▶ [Listed records]
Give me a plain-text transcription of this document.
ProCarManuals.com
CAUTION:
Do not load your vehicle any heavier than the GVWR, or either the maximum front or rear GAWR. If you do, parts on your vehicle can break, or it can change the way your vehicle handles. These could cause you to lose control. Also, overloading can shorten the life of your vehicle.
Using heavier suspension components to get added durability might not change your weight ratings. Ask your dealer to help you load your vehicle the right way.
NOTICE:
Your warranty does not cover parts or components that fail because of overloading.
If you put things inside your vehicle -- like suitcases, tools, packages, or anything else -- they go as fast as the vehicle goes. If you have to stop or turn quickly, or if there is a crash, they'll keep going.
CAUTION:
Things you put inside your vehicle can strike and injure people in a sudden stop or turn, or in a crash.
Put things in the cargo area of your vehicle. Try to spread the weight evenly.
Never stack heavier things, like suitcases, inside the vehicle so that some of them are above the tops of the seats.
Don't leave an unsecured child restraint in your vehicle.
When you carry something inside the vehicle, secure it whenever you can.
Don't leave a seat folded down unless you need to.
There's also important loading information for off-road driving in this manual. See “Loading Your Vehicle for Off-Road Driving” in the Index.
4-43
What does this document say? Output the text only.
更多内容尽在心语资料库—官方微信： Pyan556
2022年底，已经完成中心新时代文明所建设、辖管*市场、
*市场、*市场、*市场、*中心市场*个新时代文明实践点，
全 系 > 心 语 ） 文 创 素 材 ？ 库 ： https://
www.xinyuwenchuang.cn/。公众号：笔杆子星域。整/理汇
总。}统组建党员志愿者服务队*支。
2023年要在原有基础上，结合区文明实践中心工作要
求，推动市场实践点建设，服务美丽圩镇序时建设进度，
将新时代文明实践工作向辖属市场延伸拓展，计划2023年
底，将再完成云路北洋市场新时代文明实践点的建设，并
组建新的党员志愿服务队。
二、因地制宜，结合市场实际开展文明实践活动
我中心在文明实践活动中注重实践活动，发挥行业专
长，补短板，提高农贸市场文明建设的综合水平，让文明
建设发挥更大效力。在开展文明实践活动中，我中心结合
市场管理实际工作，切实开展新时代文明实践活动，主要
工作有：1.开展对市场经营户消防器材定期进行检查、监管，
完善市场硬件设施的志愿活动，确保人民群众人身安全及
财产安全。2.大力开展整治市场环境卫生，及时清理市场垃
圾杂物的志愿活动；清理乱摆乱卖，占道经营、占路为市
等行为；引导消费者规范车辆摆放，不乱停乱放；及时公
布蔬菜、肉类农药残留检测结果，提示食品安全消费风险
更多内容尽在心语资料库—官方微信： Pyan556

▶ [Exercise goal] Repeat the line that contains "What does this", then every line after it until the records end, with nothing added.

▶ [Answer]
What does this document say? Output the text only.
更多内容尽在心语资料库—官方微信： Pyan556
2022年底，已经完成中心新时代文明所建设、辖管*市场、
*市场、*市场、*市场、*中心市场*个新时代文明实践点，
全 系 > 心 语 ） 文 创 素 材 ？ 库 ： https://
www.xinyuwenchuang.cn/。公众号：笔杆子星域。整/理汇
总。}统组建党员志愿者服务队*支。
2023年要在原有基础上，结合区文明实践中心工作要
求，推动市场实践点建设，服务美丽圩镇序时建设进度，
将新时代文明实践工作向辖属市场延伸拓展，计划2023年
底，将再完成云路北洋市场新时代文明实践点的建设，并
组建新的党员志愿服务队。
二、因地制宜，结合市场实际开展文明实践活动
我中心在文明实践活动中注重实践活动，发挥行业专
长，补短板，提高农贸市场文明建设的综合水平，让文明
建设发挥更大效力。在开展文明实践活动中，我中心结合
市场管理实际工作，切实开展新时代文明实践活动，主要
工作有：1.开展对市场经营户消防器材定期进行检查、监管，
完善市场硬件设施的志愿活动，确保人民群众人身安全及
财产安全。2.大力开展整治市场环境卫生，及时清理市场垃
圾杂物的志愿活动；清理乱摆乱卖，占道经营、占路为市
等行为；引导消费者规范车辆摆放，不乱停乱放；及时公
布蔬菜、肉类农药残留检测结果，提示食品安全消费风险
更多内容尽在心语资料库—官方微信： Pyan556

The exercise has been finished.